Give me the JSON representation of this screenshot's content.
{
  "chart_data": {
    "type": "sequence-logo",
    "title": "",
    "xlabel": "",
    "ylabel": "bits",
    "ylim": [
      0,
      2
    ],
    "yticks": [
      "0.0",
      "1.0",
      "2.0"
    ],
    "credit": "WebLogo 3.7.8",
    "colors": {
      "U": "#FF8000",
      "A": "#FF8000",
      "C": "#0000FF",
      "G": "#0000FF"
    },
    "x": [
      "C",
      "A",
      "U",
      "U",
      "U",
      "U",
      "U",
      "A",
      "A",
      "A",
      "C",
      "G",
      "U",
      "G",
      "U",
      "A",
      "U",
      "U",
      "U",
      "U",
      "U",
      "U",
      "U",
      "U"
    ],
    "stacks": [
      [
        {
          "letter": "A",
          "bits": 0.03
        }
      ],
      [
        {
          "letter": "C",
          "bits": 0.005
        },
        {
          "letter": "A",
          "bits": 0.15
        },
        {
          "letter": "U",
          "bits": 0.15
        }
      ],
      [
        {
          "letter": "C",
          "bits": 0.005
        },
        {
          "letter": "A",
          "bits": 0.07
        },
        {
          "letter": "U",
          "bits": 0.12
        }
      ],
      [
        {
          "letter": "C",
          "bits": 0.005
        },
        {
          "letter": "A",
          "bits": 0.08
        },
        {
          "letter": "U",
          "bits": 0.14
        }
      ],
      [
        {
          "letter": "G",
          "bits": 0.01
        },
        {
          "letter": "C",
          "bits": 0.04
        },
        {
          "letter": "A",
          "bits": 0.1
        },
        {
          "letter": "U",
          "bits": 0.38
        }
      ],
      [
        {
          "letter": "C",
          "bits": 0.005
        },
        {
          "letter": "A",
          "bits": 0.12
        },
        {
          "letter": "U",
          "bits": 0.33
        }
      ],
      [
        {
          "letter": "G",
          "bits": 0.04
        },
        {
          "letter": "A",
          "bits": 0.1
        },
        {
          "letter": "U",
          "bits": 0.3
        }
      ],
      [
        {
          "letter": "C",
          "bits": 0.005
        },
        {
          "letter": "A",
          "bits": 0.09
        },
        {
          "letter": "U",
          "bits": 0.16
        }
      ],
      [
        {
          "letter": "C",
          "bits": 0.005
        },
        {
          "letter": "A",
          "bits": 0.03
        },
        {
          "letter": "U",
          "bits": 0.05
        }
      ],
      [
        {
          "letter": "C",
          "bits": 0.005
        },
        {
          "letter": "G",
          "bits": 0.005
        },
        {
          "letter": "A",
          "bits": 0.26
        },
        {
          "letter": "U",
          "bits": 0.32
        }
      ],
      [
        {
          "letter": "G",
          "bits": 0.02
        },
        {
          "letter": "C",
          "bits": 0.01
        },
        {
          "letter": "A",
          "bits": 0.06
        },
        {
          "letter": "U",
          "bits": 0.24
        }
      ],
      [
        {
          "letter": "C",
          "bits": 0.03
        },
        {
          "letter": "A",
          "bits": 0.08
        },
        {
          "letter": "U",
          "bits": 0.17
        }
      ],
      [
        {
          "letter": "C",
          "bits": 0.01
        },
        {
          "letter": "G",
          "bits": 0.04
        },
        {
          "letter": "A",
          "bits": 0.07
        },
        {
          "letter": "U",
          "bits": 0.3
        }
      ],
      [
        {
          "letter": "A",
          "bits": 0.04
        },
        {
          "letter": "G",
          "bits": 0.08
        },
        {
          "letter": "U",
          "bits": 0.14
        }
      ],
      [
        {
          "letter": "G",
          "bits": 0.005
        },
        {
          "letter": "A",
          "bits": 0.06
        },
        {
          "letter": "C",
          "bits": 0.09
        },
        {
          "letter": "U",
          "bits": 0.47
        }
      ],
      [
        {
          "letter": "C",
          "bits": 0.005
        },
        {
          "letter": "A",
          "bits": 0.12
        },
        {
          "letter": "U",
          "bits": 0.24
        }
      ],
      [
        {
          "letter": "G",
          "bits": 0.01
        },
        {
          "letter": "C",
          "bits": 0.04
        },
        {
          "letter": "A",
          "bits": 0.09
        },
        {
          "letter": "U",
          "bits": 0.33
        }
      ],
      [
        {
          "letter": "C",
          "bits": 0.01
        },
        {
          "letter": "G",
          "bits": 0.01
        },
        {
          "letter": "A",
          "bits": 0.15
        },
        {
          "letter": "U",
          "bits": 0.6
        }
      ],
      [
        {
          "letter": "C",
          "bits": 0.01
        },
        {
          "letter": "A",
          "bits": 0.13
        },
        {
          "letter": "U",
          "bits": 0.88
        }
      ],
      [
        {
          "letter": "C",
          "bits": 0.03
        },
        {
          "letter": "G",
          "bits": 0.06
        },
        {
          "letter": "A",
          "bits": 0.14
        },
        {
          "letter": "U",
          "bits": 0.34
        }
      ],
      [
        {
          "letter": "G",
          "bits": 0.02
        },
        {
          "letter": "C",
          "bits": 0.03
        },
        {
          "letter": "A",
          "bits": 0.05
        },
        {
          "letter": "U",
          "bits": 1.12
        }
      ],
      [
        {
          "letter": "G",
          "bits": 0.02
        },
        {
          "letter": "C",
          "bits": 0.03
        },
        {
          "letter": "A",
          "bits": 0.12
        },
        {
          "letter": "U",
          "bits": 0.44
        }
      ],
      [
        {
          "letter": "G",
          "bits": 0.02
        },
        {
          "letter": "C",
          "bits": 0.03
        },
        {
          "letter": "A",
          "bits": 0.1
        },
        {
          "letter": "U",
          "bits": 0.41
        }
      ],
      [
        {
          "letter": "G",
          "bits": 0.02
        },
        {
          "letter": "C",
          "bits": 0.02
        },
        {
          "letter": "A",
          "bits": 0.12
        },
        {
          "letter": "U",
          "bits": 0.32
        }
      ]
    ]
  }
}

_ _ _ _

WHAT YOU HAVE TO DO ::
Could you reproduce every record above exactly as it appears?

RESULT FOR THIS TASK ::
Give me the JSON representation of this screenshot's content.
{
  "chart_data": {
    "type": "sequence-logo",
    "title": "",
    "xlabel": "",
    "ylabel": "bits",
    "ylim": [
      0,
      2
    ],
    "yticks": [
      "0.0",
      "1.0",
      "2.0"
    ],
    "credit": "WebLogo 3.7.8",
    "colors": {
      "U": "#FF8000",
      "A": "#FF8000",
      "C": "#0000FF",
      "G": "#0000FF"
    },
    "x": [
      "C",
      "A",
      "U",
      "U",
      "U",
      "U",
      "U",
      "A",
      "A",
      "A",
      "C",
      "G",
      "U",
      "G",
      "U",
      "A",
      "U",
      "U",
      "U",
      "U",
      "U",
      "U",
      "U",
      "U"
    ],
    "stacks": [
      [
        {
          "letter": "A",
          "bits": 0.03
        }
      ],
      [
        {
          "letter": "C",
          "bits": 0.005
        },
        {
          "letter": "A",
          "bits": 0.15
        },
        {
          "letter": "U",
          "bits": 0.15
        }
      ],
      [
        {
          "letter": "C",
          "bits": 0.005
        },
        {
          "letter": "A",
          "bits": 0.07
        },
        {
          "letter": "U",
          "bits": 0.12
        }
      ],
      [
        {
          "letter": "C",
          "bits": 0.005
        },
        {
          "letter": "A",
          "bits": 0.08
        },
        {
          "letter": "U",
          "bits": 0.14
        }
      ],
      [
        {
          "letter": "G",
          "bits": 0.01
        },
        {
          "letter": "C",
          "bits": 0.04
        },
        {
          "letter": "A",
          "bits": 0.1
        },
        {
          "letter": "U",
          "bits": 0.38
        }
      ],
      [
        {
          "letter": "C",
          "bits": 0.005
        },
        {
          "letter": "A",
          "bits": 0.12
        },
        {
          "letter": "U",
          "bits": 0.33
        }
      ],
      [
        {
          "letter": "G",
          "bits": 0.04
        },
        {
          "letter": "A",
          "bits": 0.1
        },
        {
          "letter": "U",
          "bits": 0.3
        }
      ],
      [
        {
          "letter": "C",
          "bits": 0.005
        },
        {
          "letter": "A",
          "bits": 0.09
        },
        {
          "letter": "U",
          "bits": 0.16
        }
      ],
      [
        {
          "letter": "C",
          "bits": 0.005
        },
        {
          "letter": "A",
          "bits": 0.03
        },
        {
          "letter": "U",
          "bits": 0.05
        }
      ],
      [
        {
          "letter": "C",
          "bits": 0.005
        },
        {
          "letter": "G",
          "bits": 0.005
        },
        {
          "letter": "A",
          "bits": 0.26
        },
        {
          "letter": "U",
          "bits": 0.32
        }
      ],
      [
        {
          "letter": "G",
          "bits": 0.02
        },
        {
          "letter": "C",
          "bits": 0.01
        },
        {
          "letter": "A",
          "bits": 0.06
        },
        {
          "letter": "U",
          "bits": 0.24
        }
      ],
      [
        {
          "letter": "C",
          "bits": 0.03
        },
        {
          "letter": "A",
          "bits": 0.08
        },
        {
          "letter": "U",
          "bits": 0.17
        }
      ],
      [
        {
          "letter": "C",
          "bits": 0.01
        },
        {
          "letter": "G",
          "bits": 0.04
        },
        {
          "letter": "A",
          "bits": 0.07
        },
        {
          "letter": "U",
          "bits": 0.3
        }
      ],
      [
        {
          "letter": "A",
          "bits": 0.04
        },
        {
          "letter": "G",
          "bits": 0.08
        },
        {
          "letter": "U",
          "bits": 0.14
        }
      ],
      [
        {
          "letter": "G",
          "bits": 0.005
        },
        {
          "letter": "A",
          "bits": 0.06
        },
        {
          "letter": "C",
          "bits": 0.09
        },
        {
          "letter": "U",
          "bits": 0.47
        }
      ],
      [
        {
          "letter": "C",
          "bits": 0.005
        },
        {
          "letter": "A",
          "bits": 0.12
        },
        {
          "letter": "U",
          "bits": 0.24
        }
      ],
      [
        {
          "letter": "G",
          "bits": 0.01
        },
        {
          "letter": "C",
          "bits": 0.04
        },
        {
          "letter": "A",
          "bits": 0.09
        },
        {
          "letter": "U",
          "bits": 0.33
        }
      ],
      [
        {
          "letter": "C",
          "bits": 0.01
        },
        {
          "letter": "G",
          "bits": 0.01
        },
        {
          "letter": "A",
          "bits": 0.15
        },
        {
          "letter": "U",
          "bits": 0.6
        }
      ],
      [
        {
          "letter": "C",
          "bits": 0.01
        },
        {
          "letter": "A",
          "bits": 0.13
        },
        {
          "letter": "U",
          "bits": 0.88
        }
      ],
      [
        {
          "letter": "C",
          "bits": 0.03
        },
        {
          "letter": "G",
          "bits": 0.06
        },
        {
          "letter": "A",
          "bits": 0.14
        },
        {
          "letter": "U",
          "bits": 0.34
        }
      ],
      [
        {
          "letter": "G",
          "bits": 0.02
        },
        {
          "letter": "C",
          "bits": 0.03
        },
        {
          "letter": "A",
          "bits": 0.05
        },
        {
          "letter": "U",
          "bits": 1.12
        }
      ],
      [
        {
          "letter": "G",
          "bits": 0.02
        },
        {
          "letter": "C",
          "bits": 0.03
        },
        {
          "letter": "A",
          "bits": 0.12
        },
        {
          "letter": "U",
          "bits": 0.44
        }
      ],
      [
        {
          "letter": "G",
          "bits": 0.02
        },
        {
          "letter": "C",
          "bits": 0.03
        },
        {
          "letter": "A",
          "bits": 0.1
        },
        {
          "letter": "U",
          "bits": 0.41
        }
      ],
      [
        {
          "letter": "G",
          "bits": 0.02
        },
        {
          "letter": "C",
          "bits": 0.02
        },
        {
          "letter": "A",
          "bits": 0.12
        },
        {
          "letter": "U",
          "bits": 0.32
        }
      ]
    ]
  }
}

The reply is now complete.